== Entries supplied ==
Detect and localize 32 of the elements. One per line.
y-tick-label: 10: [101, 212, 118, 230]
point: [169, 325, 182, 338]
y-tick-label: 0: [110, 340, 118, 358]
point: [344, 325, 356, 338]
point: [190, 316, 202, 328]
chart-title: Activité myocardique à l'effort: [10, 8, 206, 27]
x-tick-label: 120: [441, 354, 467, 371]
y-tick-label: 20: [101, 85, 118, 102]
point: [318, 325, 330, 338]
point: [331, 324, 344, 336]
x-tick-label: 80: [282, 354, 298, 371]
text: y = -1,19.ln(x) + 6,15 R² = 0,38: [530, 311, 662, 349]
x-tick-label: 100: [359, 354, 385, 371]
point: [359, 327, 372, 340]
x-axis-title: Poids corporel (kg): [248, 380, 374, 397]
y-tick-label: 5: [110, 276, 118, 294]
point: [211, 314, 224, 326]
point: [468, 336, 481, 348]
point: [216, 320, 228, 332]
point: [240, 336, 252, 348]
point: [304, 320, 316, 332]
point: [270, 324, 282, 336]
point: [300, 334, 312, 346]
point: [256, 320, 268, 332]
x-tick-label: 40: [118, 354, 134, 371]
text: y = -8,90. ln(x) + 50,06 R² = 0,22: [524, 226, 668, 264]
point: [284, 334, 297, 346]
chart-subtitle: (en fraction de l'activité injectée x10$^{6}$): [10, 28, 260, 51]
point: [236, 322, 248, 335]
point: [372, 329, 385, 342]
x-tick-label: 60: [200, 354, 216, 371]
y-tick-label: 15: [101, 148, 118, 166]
===
## Written task:
Quote every one of the lines above word for word, in the same order and with nothing changed.

## Exercise result:
Detect and localize 32 of the elements. One per line.
y-tick-label: 10: [101, 212, 118, 230]
point: [169, 325, 182, 338]
y-tick-label: 0: [110, 340, 118, 358]
point: [344, 325, 356, 338]
point: [190, 316, 202, 328]
chart-title: Activité myocardique à l'effort: [10, 8, 206, 27]
x-tick-label: 120: [441, 354, 467, 371]
y-tick-label: 20: [101, 85, 118, 102]
point: [318, 325, 330, 338]
point: [331, 324, 344, 336]
x-tick-label: 80: [282, 354, 298, 371]
text: y = -1,19.ln(x) + 6,15 R² = 0,38: [530, 311, 662, 349]
x-tick-label: 100: [359, 354, 385, 371]
point: [359, 327, 372, 340]
x-axis-title: Poids corporel (kg): [248, 380, 374, 397]
y-tick-label: 5: [110, 276, 118, 294]
point: [211, 314, 224, 326]
point: [468, 336, 481, 348]
point: [216, 320, 228, 332]
point: [240, 336, 252, 348]
point: [304, 320, 316, 332]
point: [270, 324, 282, 336]
point: [300, 334, 312, 346]
point: [256, 320, 268, 332]
x-tick-label: 40: [118, 354, 134, 371]
text: y = -8,90. ln(x) + 50,06 R² = 0,22: [524, 226, 668, 264]
point: [284, 334, 297, 346]
chart-subtitle: (en fraction de l'activité injectée x10$^{6}$): [10, 28, 260, 51]
point: [236, 322, 248, 335]
point: [372, 329, 385, 342]
x-tick-label: 60: [200, 354, 216, 371]
y-tick-label: 15: [101, 148, 118, 166]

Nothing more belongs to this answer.